» **SET TASK**
Take from the listing each line that has the string "this".

» **Dataset entries**
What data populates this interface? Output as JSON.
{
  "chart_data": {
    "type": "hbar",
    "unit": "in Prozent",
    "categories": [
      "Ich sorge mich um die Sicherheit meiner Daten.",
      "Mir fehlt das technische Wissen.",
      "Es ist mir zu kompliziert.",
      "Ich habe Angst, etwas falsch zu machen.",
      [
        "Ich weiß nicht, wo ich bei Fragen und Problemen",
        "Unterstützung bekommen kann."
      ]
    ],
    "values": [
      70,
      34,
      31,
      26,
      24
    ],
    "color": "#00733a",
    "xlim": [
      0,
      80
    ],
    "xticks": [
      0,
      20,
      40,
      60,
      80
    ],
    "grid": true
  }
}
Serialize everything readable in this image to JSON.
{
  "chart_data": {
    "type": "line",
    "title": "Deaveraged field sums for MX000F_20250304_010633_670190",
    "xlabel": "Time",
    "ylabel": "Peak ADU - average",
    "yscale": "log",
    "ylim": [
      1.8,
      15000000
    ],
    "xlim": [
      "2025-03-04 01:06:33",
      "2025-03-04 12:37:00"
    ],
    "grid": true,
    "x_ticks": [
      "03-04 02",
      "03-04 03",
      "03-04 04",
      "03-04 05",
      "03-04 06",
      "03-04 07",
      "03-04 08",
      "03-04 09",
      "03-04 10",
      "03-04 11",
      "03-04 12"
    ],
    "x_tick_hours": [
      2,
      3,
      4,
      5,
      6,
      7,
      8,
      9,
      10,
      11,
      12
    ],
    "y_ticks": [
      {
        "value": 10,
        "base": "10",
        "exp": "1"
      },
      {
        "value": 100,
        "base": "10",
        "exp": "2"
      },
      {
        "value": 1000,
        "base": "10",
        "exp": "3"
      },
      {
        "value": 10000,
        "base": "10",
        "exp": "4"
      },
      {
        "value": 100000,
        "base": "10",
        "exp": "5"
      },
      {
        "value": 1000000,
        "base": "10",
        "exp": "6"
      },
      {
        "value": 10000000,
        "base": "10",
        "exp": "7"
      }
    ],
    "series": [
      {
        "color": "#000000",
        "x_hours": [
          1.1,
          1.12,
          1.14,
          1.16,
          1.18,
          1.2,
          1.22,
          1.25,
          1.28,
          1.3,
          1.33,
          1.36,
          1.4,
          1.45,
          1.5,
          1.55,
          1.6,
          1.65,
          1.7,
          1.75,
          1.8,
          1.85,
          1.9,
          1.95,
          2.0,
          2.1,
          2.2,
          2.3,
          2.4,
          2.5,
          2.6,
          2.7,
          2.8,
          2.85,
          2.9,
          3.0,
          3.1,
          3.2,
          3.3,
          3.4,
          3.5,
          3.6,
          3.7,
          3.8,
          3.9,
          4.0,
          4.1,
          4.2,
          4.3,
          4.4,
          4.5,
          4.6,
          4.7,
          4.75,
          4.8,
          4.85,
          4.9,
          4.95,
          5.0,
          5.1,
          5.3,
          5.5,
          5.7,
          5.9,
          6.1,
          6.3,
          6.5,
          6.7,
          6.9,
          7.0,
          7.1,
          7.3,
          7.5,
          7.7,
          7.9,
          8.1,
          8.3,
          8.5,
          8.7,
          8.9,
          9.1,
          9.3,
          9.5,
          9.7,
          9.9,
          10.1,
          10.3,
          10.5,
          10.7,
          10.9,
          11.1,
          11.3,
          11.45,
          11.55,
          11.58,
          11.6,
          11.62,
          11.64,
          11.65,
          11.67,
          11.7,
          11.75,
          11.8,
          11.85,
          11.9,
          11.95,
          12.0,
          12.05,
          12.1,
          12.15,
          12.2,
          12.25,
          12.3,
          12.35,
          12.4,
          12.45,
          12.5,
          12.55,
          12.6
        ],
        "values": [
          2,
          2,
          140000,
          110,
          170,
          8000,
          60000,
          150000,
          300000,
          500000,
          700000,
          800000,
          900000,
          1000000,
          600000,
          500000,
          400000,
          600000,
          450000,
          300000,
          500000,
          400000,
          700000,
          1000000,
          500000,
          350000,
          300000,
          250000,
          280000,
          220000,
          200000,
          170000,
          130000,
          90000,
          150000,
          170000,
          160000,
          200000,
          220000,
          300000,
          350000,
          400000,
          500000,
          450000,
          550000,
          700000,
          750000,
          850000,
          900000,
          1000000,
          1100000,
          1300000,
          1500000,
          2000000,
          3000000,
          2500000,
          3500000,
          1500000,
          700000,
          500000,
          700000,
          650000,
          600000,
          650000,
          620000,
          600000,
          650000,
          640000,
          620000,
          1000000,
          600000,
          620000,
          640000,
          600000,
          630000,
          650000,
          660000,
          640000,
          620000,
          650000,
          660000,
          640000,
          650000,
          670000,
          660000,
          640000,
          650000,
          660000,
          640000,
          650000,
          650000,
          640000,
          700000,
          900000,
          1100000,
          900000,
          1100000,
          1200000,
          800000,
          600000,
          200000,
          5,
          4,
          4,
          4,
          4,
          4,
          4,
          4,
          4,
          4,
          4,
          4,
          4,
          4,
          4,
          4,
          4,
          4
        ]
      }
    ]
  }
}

» **THE OUTPUT**
What data populates this interface? Output as JSON.
Serialize everything readable in this image to JSON.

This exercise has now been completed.